Reproduce the listing below in its entirety. Change nothing.

Record extracts »
☆ ☆ ☆ ☆ ☆ ☆ ☆
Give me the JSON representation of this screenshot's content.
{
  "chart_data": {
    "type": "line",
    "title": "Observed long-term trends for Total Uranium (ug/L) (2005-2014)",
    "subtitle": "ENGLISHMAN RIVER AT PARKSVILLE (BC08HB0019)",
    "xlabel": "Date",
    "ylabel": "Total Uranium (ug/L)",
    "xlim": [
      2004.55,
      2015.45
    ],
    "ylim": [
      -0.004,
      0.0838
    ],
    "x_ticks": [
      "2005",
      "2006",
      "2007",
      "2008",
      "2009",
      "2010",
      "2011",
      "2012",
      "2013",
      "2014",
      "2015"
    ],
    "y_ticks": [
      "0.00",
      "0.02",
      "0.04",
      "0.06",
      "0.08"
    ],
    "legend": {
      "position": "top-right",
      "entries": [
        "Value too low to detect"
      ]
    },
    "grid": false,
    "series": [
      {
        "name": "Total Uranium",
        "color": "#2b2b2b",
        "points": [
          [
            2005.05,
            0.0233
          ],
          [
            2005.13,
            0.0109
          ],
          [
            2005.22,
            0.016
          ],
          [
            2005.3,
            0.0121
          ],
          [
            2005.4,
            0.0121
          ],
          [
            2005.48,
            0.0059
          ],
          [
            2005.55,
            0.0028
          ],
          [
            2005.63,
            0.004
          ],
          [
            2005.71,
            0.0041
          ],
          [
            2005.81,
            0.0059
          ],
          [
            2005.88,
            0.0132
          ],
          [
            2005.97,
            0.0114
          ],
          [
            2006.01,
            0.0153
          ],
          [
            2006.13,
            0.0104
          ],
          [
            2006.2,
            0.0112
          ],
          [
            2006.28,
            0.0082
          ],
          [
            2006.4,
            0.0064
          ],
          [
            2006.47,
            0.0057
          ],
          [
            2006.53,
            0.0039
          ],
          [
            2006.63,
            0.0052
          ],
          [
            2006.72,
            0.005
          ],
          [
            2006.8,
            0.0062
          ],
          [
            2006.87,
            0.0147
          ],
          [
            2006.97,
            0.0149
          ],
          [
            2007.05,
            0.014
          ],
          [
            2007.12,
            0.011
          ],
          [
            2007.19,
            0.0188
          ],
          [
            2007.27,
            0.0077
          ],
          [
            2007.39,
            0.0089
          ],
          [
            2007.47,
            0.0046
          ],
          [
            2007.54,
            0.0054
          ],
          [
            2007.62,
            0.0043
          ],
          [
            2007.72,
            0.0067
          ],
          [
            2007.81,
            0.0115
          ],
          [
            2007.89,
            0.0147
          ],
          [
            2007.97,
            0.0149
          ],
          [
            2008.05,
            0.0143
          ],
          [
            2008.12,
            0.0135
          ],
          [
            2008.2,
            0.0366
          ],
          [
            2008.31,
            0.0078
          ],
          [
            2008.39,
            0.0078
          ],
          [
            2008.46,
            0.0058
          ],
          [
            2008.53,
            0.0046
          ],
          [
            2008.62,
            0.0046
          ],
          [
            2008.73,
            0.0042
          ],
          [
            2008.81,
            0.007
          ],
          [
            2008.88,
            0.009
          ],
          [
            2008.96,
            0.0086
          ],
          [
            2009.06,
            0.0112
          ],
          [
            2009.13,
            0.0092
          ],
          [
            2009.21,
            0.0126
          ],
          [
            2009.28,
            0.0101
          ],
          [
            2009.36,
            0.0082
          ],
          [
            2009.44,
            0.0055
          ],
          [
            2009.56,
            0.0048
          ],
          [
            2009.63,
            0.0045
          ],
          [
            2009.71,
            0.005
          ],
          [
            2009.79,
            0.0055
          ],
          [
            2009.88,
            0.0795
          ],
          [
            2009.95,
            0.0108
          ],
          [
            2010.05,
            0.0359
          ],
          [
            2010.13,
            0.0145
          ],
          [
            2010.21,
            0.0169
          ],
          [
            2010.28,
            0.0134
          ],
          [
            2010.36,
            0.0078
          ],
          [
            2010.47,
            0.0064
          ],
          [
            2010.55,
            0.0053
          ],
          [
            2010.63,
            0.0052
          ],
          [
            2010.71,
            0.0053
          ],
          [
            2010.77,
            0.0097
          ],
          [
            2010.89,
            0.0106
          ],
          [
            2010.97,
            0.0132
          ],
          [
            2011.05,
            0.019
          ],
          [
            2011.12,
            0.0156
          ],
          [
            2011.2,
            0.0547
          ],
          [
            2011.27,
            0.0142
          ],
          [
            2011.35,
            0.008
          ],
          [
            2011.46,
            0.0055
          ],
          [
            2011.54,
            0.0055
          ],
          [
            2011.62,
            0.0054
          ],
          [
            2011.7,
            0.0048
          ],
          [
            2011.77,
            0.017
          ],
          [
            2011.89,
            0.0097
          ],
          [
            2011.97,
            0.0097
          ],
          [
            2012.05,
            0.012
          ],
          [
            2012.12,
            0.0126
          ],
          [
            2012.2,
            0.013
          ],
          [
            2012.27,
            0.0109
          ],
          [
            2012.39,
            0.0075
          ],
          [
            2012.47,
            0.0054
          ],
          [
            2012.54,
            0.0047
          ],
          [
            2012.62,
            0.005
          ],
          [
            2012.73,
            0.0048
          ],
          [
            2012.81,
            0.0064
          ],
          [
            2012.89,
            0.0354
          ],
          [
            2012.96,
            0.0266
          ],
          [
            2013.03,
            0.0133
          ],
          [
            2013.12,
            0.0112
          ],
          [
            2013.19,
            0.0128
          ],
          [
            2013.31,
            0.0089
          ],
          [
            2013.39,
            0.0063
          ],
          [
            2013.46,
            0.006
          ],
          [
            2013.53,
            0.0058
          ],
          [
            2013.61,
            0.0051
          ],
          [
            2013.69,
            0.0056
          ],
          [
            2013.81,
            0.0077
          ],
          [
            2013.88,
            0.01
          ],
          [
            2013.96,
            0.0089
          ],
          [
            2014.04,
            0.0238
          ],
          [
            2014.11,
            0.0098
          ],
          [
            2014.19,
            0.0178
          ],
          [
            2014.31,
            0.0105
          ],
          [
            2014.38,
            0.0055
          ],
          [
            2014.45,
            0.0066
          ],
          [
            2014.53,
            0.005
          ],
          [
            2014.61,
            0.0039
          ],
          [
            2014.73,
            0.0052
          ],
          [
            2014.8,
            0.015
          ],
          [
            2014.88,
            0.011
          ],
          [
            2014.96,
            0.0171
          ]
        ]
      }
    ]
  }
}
☆ ☆ ☆ ☆ ☆ ☆ ☆
Exercise answer »
Give me the JSON representation of this screenshot's content.
{
  "chart_data": {
    "type": "line",
    "title": "Observed long-term trends for Total Uranium (ug/L) (2005-2014)",
    "subtitle": "ENGLISHMAN RIVER AT PARKSVILLE (BC08HB0019)",
    "xlabel": "Date",
    "ylabel": "Total Uranium (ug/L)",
    "xlim": [
      2004.55,
      2015.45
    ],
    "ylim": [
      -0.004,
      0.0838
    ],
    "x_ticks": [
      "2005",
      "2006",
      "2007",
      "2008",
      "2009",
      "2010",
      "2011",
      "2012",
      "2013",
      "2014",
      "2015"
    ],
    "y_ticks": [
      "0.00",
      "0.02",
      "0.04",
      "0.06",
      "0.08"
    ],
    "legend": {
      "position": "top-right",
      "entries": [
        "Value too low to detect"
      ]
    },
    "grid": false,
    "series": [
      {
        "name": "Total Uranium",
        "color": "#2b2b2b",
        "points": [
          [
            2005.05,
            0.0233
          ],
          [
            2005.13,
            0.0109
          ],
          [
            2005.22,
            0.016
          ],
          [
            2005.3,
            0.0121
          ],
          [
            2005.4,
            0.0121
          ],
          [
            2005.48,
            0.0059
          ],
          [
            2005.55,
            0.0028
          ],
          [
            2005.63,
            0.004
          ],
          [
            2005.71,
            0.0041
          ],
          [
            2005.81,
            0.0059
          ],
          [
            2005.88,
            0.0132
          ],
          [
            2005.97,
            0.0114
          ],
          [
            2006.01,
            0.0153
          ],
          [
            2006.13,
            0.0104
          ],
          [
            2006.2,
            0.0112
          ],
          [
            2006.28,
            0.0082
          ],
          [
            2006.4,
            0.0064
          ],
          [
            2006.47,
            0.0057
          ],
          [
            2006.53,
            0.0039
          ],
          [
            2006.63,
            0.0052
          ],
          [
            2006.72,
            0.005
          ],
          [
            2006.8,
            0.0062
          ],
          [
            2006.87,
            0.0147
          ],
          [
            2006.97,
            0.0149
          ],
          [
            2007.05,
            0.014
          ],
          [
            2007.12,
            0.011
          ],
          [
            2007.19,
            0.0188
          ],
          [
            2007.27,
            0.0077
          ],
          [
            2007.39,
            0.0089
          ],
          [
            2007.47,
            0.0046
          ],
          [
            2007.54,
            0.0054
          ],
          [
            2007.62,
            0.0043
          ],
          [
            2007.72,
            0.0067
          ],
          [
            2007.81,
            0.0115
          ],
          [
            2007.89,
            0.0147
          ],
          [
            2007.97,
            0.0149
          ],
          [
            2008.05,
            0.0143
          ],
          [
            2008.12,
            0.0135
          ],
          [
            2008.2,
            0.0366
          ],
          [
            2008.31,
            0.0078
          ],
          [
            2008.39,
            0.0078
          ],
          [
            2008.46,
            0.0058
          ],
          [
            2008.53,
            0.0046
          ],
          [
            2008.62,
            0.0046
          ],
          [
            2008.73,
            0.0042
          ],
          [
            2008.81,
            0.007
          ],
          [
            2008.88,
            0.009
          ],
          [
            2008.96,
            0.0086
          ],
          [
            2009.06,
            0.0112
          ],
          [
            2009.13,
            0.0092
          ],
          [
            2009.21,
            0.0126
          ],
          [
            2009.28,
            0.0101
          ],
          [
            2009.36,
            0.0082
          ],
          [
            2009.44,
            0.0055
          ],
          [
            2009.56,
            0.0048
          ],
          [
            2009.63,
            0.0045
          ],
          [
            2009.71,
            0.005
          ],
          [
            2009.79,
            0.0055
          ],
          [
            2009.88,
            0.0795
          ],
          [
            2009.95,
            0.0108
          ],
          [
            2010.05,
            0.0359
          ],
          [
            2010.13,
            0.0145
          ],
          [
            2010.21,
            0.0169
          ],
          [
            2010.28,
            0.0134
          ],
          [
            2010.36,
            0.0078
          ],
          [
            2010.47,
            0.0064
          ],
          [
            2010.55,
            0.0053
          ],
          [
            2010.63,
            0.0052
          ],
          [
            2010.71,
            0.0053
          ],
          [
            2010.77,
            0.0097
          ],
          [
            2010.89,
            0.0106
          ],
          [
            2010.97,
            0.0132
          ],
          [
            2011.05,
            0.019
          ],
          [
            2011.12,
            0.0156
          ],
          [
            2011.2,
            0.0547
          ],
          [
            2011.27,
            0.0142
          ],
          [
            2011.35,
            0.008
          ],
          [
            2011.46,
            0.0055
          ],
          [
            2011.54,
            0.0055
          ],
          [
            2011.62,
            0.0054
          ],
          [
            2011.7,
            0.0048
          ],
          [
            2011.77,
            0.017
          ],
          [
            2011.89,
            0.0097
          ],
          [
            2011.97,
            0.0097
          ],
          [
            2012.05,
            0.012
          ],
          [
            2012.12,
            0.0126
          ],
          [
            2012.2,
            0.013
          ],
          [
            2012.27,
            0.0109
          ],
          [
            2012.39,
            0.0075
          ],
          [
            2012.47,
            0.0054
          ],
          [
            2012.54,
            0.0047
          ],
          [
            2012.62,
            0.005
          ],
          [
            2012.73,
            0.0048
          ],
          [
            2012.81,
            0.0064
          ],
          [
            2012.89,
            0.0354
          ],
          [
            2012.96,
            0.0266
          ],
          [
            2013.03,
            0.0133
          ],
          [
            2013.12,
            0.0112
          ],
          [
            2013.19,
            0.0128
          ],
          [
            2013.31,
            0.0089
          ],
          [
            2013.39,
            0.0063
          ],
          [
            2013.46,
            0.006
          ],
          [
            2013.53,
            0.0058
          ],
          [
            2013.61,
            0.0051
          ],
          [
            2013.69,
            0.0056
          ],
          [
            2013.81,
            0.0077
          ],
          [
            2013.88,
            0.01
          ],
          [
            2013.96,
            0.0089
          ],
          [
            2014.04,
            0.0238
          ],
          [
            2014.11,
            0.0098
          ],
          [
            2014.19,
            0.0178
          ],
          [
            2014.31,
            0.0105
          ],
          [
            2014.38,
            0.0055
          ],
          [
            2014.45,
            0.0066
          ],
          [
            2014.53,
            0.005
          ],
          [
            2014.61,
            0.0039
          ],
          [
            2014.73,
            0.0052
          ],
          [
            2014.8,
            0.015
          ],
          [
            2014.88,
            0.011
          ],
          [
            2014.96,
            0.0171
          ]
        ]
      }
    ]
  }
}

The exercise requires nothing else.